%%
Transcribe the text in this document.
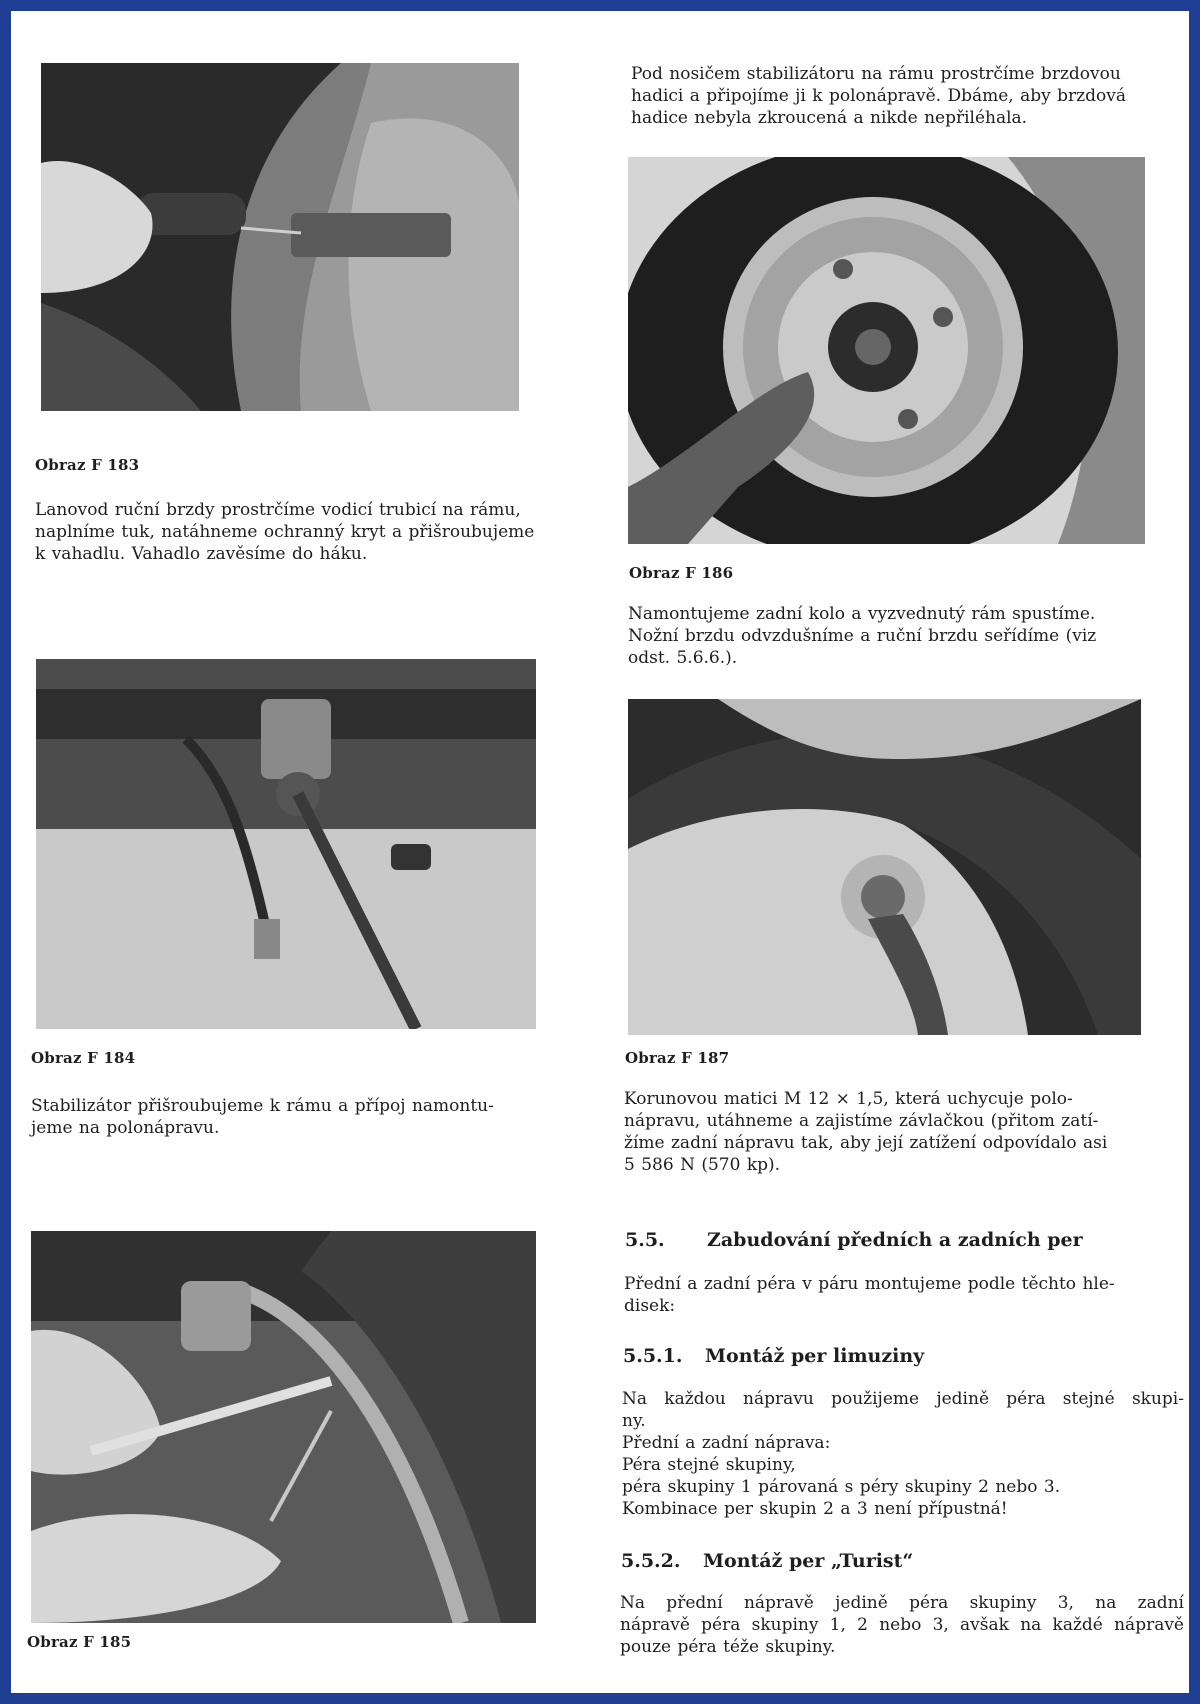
Obraz F 183
Lanovod ruční brzdy prostrčíme vodicí trubicí na rámu,
naplníme tuk, natáhneme ochranný kryt a přišroubujeme
k vahadlu. Vahadlo zavěsíme do háku.
Obraz F 184
Stabilizátor přišroubujeme k rámu a přípoj namontu-
jeme na polonápravu.
Obraz F 185
Pod nosičem stabilizátoru na rámu prostrčíme brzdovou
hadici a připojíme ji k polonápravě. Dbáme, aby brzdová
hadice nebyla zkroucená a nikde nepřiléhala.
Obraz F 186
Namontujeme zadní kolo a vyzvednutý rám spustíme.
Nožní brzdu odvzdušníme a ruční brzdu seřídíme (viz
odst. 5.6.6.).
Obraz F 187
Korunovou matici M 12 × 1,5, která uchycuje polo-
nápravu, utáhneme a zajistíme závlačkou (přitom zatí-
žíme zadní nápravu tak, aby její zatížení odpovídalo asi
5 586 N (570 kp).
5.5. Zabudování předních a zadních per
Přední a zadní péra v páru montujeme podle těchto hle-
disek:
5.5.1. Montáž per limuziny
Na každou nápravu použijeme jedině péra stejné skupi-
ny.
Přední a zadní náprava:
Péra stejné skupiny,
péra skupiny 1 párovaná s péry skupiny 2 nebo 3.
Kombinace per skupin 2 a 3 není přípustná!
5.5.2. Montáž per „Turist“
Na přední nápravě jedině péra skupiny 3, na zadní
nápravě péra skupiny 1, 2 nebo 3, avšak na každé nápravě
pouze péra téže skupiny.
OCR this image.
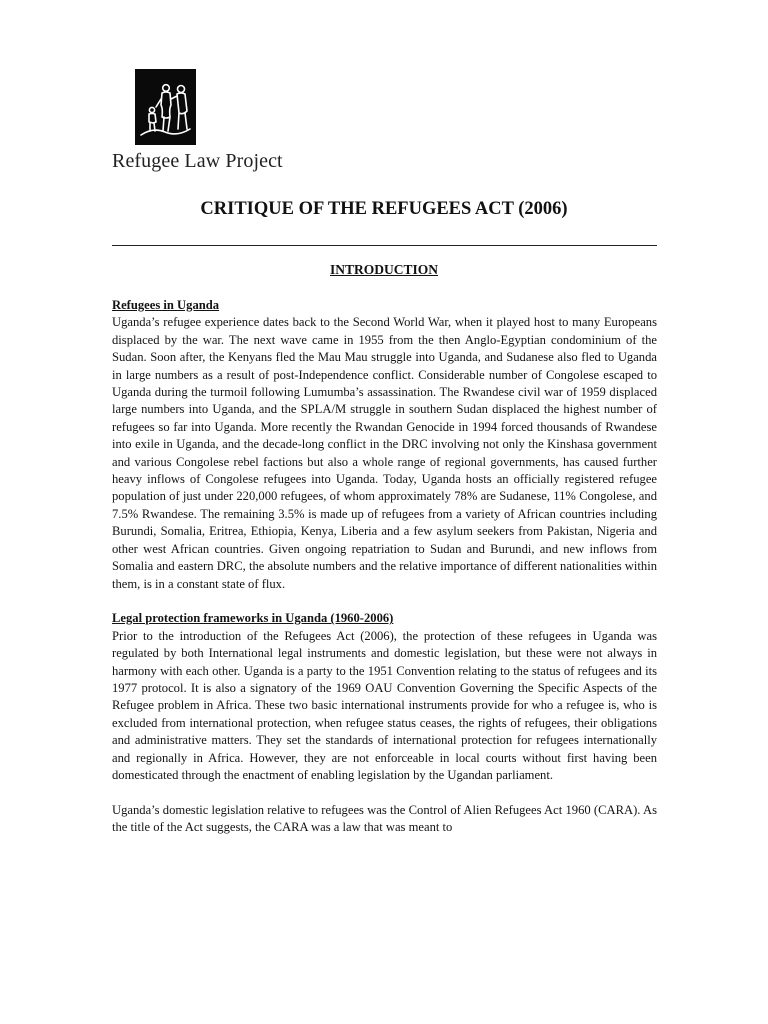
Refugee Law Project
CRITIQUE OF THE REFUGEES ACT (2006)
INTRODUCTION
Refugees in Uganda

Uganda’s refugee experience dates back to the Second World War, when it played host to many Europeans displaced by the war. The next wave came in 1955 from the then Anglo-Egyptian condominium of the Sudan. Soon after, the Kenyans fled the Mau Mau struggle into Uganda, and Sudanese also fled to Uganda in large numbers as a result of post-Independence conflict. Considerable number of Congolese escaped to Uganda during the turmoil following Lumumba’s assassination. The Rwandese civil war of 1959 displaced large numbers into Uganda, and the SPLA/M struggle in southern Sudan displaced the highest number of refugees so far into Uganda. More recently the Rwandan Genocide in 1994 forced thousands of Rwandese into exile in Uganda, and the decade-long conflict in the DRC involving not only the Kinshasa government and various Congolese rebel factions but also a whole range of regional governments, has caused further heavy inflows of Congolese refugees into Uganda. Today, Uganda hosts an officially registered refugee population of just under 220,000 refugees, of whom approximately 78% are Sudanese, 11% Congolese, and 7.5% Rwandese. The remaining 3.5% is made up of refugees from a variety of African countries including Burundi, Somalia, Eritrea, Ethiopia, Kenya, Liberia and a few asylum seekers from Pakistan, Nigeria and other west African countries. Given ongoing repatriation to Sudan and Burundi, and new inflows from Somalia and eastern DRC, the absolute numbers and the relative importance of different nationalities within them, is in a constant state of flux.

Legal protection frameworks in Uganda (1960-2006)

Prior to the introduction of the Refugees Act (2006), the protection of these refugees in Uganda was regulated by both International legal instruments and domestic legislation, but these were not always in harmony with each other. Uganda is a party to the 1951 Convention relating to the status of refugees and its 1977 protocol. It is also a signatory of the 1969 OAU Convention Governing the Specific Aspects of the Refugee problem in Africa. These two basic international instruments provide for who a refugee is, who is excluded from international protection, when refugee status ceases, the rights of refugees, their obligations and administrative matters. They set the standards of international protection for refugees internationally and regionally in Africa. However, they are not enforceable in local courts without first having been domesticated through the enactment of enabling legislation by the Ugandan parliament.

Uganda’s domestic legislation relative to refugees was the Control of Alien Refugees Act 1960 (CARA). As the title of the Act suggests, the CARA was a law that was meant to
%%
### [WHAT THE EXERCISE ASKS]
Identify each line in the records above containing the word "legislation"; copy those lines.

### [WRITTEN SOLUTION]
Prior to the introduction of the Refugees Act (2006), the protection of these refugees in Uganda was regulated by both International legal instruments and domestic legislation, but these were not always in harmony with each other. Uganda is a party to the 1951 Convention relating to the status of refugees and its 1977 protocol. It is also a signatory of the 1969 OAU Convention Governing the Specific Aspects of the Refugee problem in Africa. These two basic international instruments provide for who a refugee is, who is excluded from international protection, when refugee status ceases, the rights of refugees, their obligations and administrative matters. They set the standards of international protection for refugees internationally and regionally in Africa. However, they are not enforceable in local courts without first having been domesticated through the enactment of enabling legislation by the Ugandan parliament.
Uganda’s domestic legislation relative to refugees was the Control of Alien Refugees Act 1960 (CARA). As the title of the Act suggests, the CARA was a law that was meant to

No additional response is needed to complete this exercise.